**What you should do**
Reproduce the records below with every occurrence of "view-button" swapped for "open-button", changing nothing else. Omit the pictures from your answer.

**Task data**
╔══

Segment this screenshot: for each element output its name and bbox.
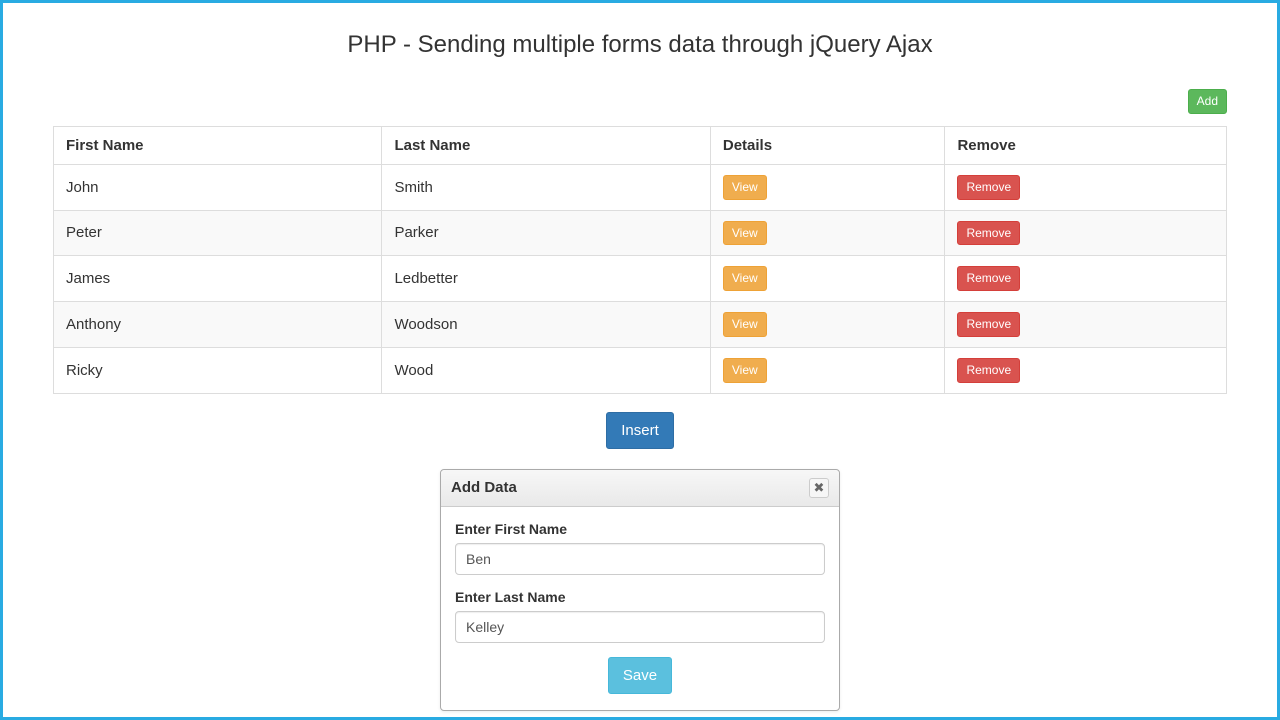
table-header-row: First Name Last Name Details Remove [54, 126, 1227, 164]
header-remove: Remove [945, 126, 1227, 164]
view-button[interactable]: View [723, 266, 767, 291]
view-button[interactable]: View [723, 221, 767, 246]
add-data-dialog: Add Data ✖ Enter First Name Enter Last N… [440, 469, 840, 711]
cell-first-name: Peter [54, 210, 382, 256]
users-table: First Name Last Name Details Remove John… [53, 126, 1227, 394]
close-icon[interactable]: ✖ [809, 478, 829, 498]
toolbar: Add [53, 89, 1227, 114]
dialog-body: Enter First Name Enter Last Name Save [441, 507, 839, 710]
cell-first-name: Ricky [54, 347, 382, 393]
table-row: James Ledbetter View Remove [54, 256, 1227, 302]
last-name-label: Enter Last Name [455, 589, 825, 605]
app-frame: PHP - Sending multiple forms data throug… [0, 0, 1280, 720]
table-row: Anthony Woodson View Remove [54, 302, 1227, 348]
view-button[interactable]: View [723, 358, 767, 383]
header-last-name: Last Name [382, 126, 710, 164]
form-group-first-name: Enter First Name [455, 521, 825, 575]
table-row: Ricky Wood View Remove [54, 347, 1227, 393]
cell-last-name: Smith [382, 164, 710, 210]
add-button[interactable]: Add [1188, 89, 1227, 114]
dialog-title: Add Data [451, 479, 517, 496]
header-details: Details [710, 126, 945, 164]
table-row: John Smith View Remove [54, 164, 1227, 210]
insert-row: Insert [53, 412, 1227, 449]
page-title: PHP - Sending multiple forms data throug… [53, 31, 1227, 59]
first-name-input[interactable] [455, 543, 825, 575]
cell-last-name: Parker [382, 210, 710, 256]
cell-last-name: Woodson [382, 302, 710, 348]
cell-first-name: James [54, 256, 382, 302]
header-first-name: First Name [54, 126, 382, 164]
view-button[interactable]: View [723, 312, 767, 337]
cell-last-name: Wood [382, 347, 710, 393]
remove-button[interactable]: Remove [957, 175, 1020, 200]
first-name-label: Enter First Name [455, 521, 825, 537]
dialog-actions: Save [455, 657, 825, 694]
cell-first-name: Anthony [54, 302, 382, 348]
save-button[interactable]: Save [608, 657, 672, 694]
dialog-header: Add Data ✖ [441, 470, 839, 507]
remove-button[interactable]: Remove [957, 266, 1020, 291]
insert-button[interactable]: Insert [606, 412, 674, 449]
cell-first-name: John [54, 164, 382, 210]
form-group-last-name: Enter Last Name [455, 589, 825, 643]
table-row: Peter Parker View Remove [54, 210, 1227, 256]
remove-button[interactable]: Remove [957, 358, 1020, 383]
remove-button[interactable]: Remove [957, 312, 1020, 337]
remove-button[interactable]: Remove [957, 221, 1020, 246]
cell-last-name: Ledbetter [382, 256, 710, 302]
last-name-input[interactable] [455, 611, 825, 643]
view-button[interactable]: View [723, 175, 767, 200]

╚══

**Answer to this exercise**
Segment this screenshot: for each element output its name and bbox.
table-header-row: First Name Last Name Details Remove [54, 126, 1227, 164]
header-remove: Remove [945, 126, 1227, 164]
open-button[interactable]: View [723, 266, 767, 291]
open-button[interactable]: View [723, 221, 767, 246]
add-data-dialog: Add Data ✖ Enter First Name Enter Last N… [440, 469, 840, 711]
cell-first-name: Peter [54, 210, 382, 256]
users-table: First Name Last Name Details Remove John… [53, 126, 1227, 394]
close-icon[interactable]: ✖ [809, 478, 829, 498]
toolbar: Add [53, 89, 1227, 114]
dialog-body: Enter First Name Enter Last Name Save [441, 507, 839, 710]
cell-first-name: Ricky [54, 347, 382, 393]
table-row: James Ledbetter View Remove [54, 256, 1227, 302]
last-name-label: Enter Last Name [455, 589, 825, 605]
app-frame: PHP - Sending multiple forms data throug… [0, 0, 1280, 720]
table-row: Anthony Woodson View Remove [54, 302, 1227, 348]
open-button[interactable]: View [723, 358, 767, 383]
header-last-name: Last Name [382, 126, 710, 164]
form-group-first-name: Enter First Name [455, 521, 825, 575]
table-row: Ricky Wood View Remove [54, 347, 1227, 393]
cell-last-name: Smith [382, 164, 710, 210]
add-button[interactable]: Add [1188, 89, 1227, 114]
dialog-title: Add Data [451, 479, 517, 496]
header-details: Details [710, 126, 945, 164]
table-row: John Smith View Remove [54, 164, 1227, 210]
insert-row: Insert [53, 412, 1227, 449]
page-title: PHP - Sending multiple forms data throug… [53, 31, 1227, 59]
first-name-input[interactable] [455, 543, 825, 575]
cell-last-name: Parker [382, 210, 710, 256]
cell-last-name: Woodson [382, 302, 710, 348]
cell-first-name: James [54, 256, 382, 302]
header-first-name: First Name [54, 126, 382, 164]
open-button[interactable]: View [723, 312, 767, 337]
cell-last-name: Wood [382, 347, 710, 393]
remove-button[interactable]: Remove [957, 175, 1020, 200]
first-name-label: Enter First Name [455, 521, 825, 537]
dialog-actions: Save [455, 657, 825, 694]
cell-first-name: Anthony [54, 302, 382, 348]
save-button[interactable]: Save [608, 657, 672, 694]
dialog-header: Add Data ✖ [441, 470, 839, 507]
remove-button[interactable]: Remove [957, 266, 1020, 291]
insert-button[interactable]: Insert [606, 412, 674, 449]
cell-first-name: John [54, 164, 382, 210]
form-group-last-name: Enter Last Name [455, 589, 825, 643]
table-row: Peter Parker View Remove [54, 210, 1227, 256]
remove-button[interactable]: Remove [957, 358, 1020, 383]
remove-button[interactable]: Remove [957, 312, 1020, 337]
remove-button[interactable]: Remove [957, 221, 1020, 246]
cell-last-name: Ledbetter [382, 256, 710, 302]
last-name-input[interactable] [455, 611, 825, 643]
open-button[interactable]: View [723, 175, 767, 200]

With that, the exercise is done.